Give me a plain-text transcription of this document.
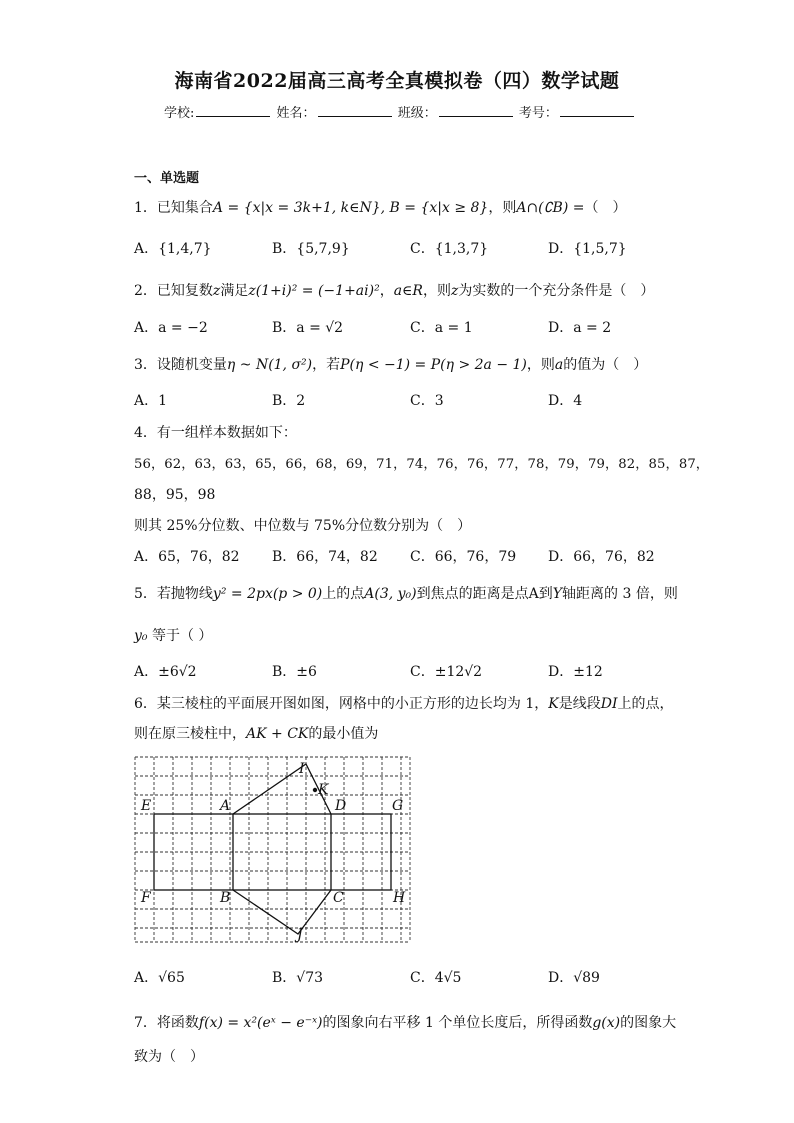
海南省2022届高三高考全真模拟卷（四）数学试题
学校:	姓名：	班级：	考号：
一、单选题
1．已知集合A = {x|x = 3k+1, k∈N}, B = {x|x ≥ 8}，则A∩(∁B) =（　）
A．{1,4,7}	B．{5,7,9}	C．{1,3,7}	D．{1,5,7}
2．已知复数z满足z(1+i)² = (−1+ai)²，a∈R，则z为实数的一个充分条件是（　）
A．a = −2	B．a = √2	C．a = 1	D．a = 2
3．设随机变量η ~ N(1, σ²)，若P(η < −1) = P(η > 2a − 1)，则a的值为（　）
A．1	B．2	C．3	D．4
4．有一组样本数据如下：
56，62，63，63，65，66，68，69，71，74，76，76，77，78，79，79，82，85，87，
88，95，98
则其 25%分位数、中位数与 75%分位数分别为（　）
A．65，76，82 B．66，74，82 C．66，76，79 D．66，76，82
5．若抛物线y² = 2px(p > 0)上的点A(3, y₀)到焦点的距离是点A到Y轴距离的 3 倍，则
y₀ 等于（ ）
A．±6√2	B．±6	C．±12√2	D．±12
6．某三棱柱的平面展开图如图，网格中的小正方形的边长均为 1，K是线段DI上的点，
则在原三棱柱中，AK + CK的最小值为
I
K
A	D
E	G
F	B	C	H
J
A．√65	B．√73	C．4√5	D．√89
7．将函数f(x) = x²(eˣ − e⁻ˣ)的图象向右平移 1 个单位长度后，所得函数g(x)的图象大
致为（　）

• **What you should do**: Quote everything in the listing above exactly; pictures are the only thing to omit.

• **Completed exercise**:
Give me a plain-text transcription of this document.
海南省2022届高三高考全真模拟卷（四）数学试题
学校:	姓名：	班级：	考号：
一、单选题
1．已知集合A = {x|x = 3k+1, k∈N}, B = {x|x ≥ 8}，则A∩(∁B) =（　）
A．{1,4,7}	B．{5,7,9}	C．{1,3,7}	D．{1,5,7}
2．已知复数z满足z(1+i)² = (−1+ai)²，a∈R，则z为实数的一个充分条件是（　）
A．a = −2	B．a = √2	C．a = 1	D．a = 2
3．设随机变量η ~ N(1, σ²)，若P(η < −1) = P(η > 2a − 1)，则a的值为（　）
A．1	B．2	C．3	D．4
4．有一组样本数据如下：
56，62，63，63，65，66，68，69，71，74，76，76，77，78，79，79，82，85，87，
88，95，98
则其 25%分位数、中位数与 75%分位数分别为（　）
A．65，76，82 B．66，74，82 C．66，76，79 D．66，76，82
5．若抛物线y² = 2px(p > 0)上的点A(3, y₀)到焦点的距离是点A到Y轴距离的 3 倍，则
y₀ 等于（ ）
A．±6√2	B．±6	C．±12√2	D．±12
6．某三棱柱的平面展开图如图，网格中的小正方形的边长均为 1，K是线段DI上的点，
则在原三棱柱中，AK + CK的最小值为
I
K
A	D
E	G
F	B	C	H
J
A．√65	B．√73	C．4√5	D．√89
7．将函数f(x) = x²(eˣ − e⁻ˣ)的图象向右平移 1 个单位长度后，所得函数g(x)的图象大
致为（　）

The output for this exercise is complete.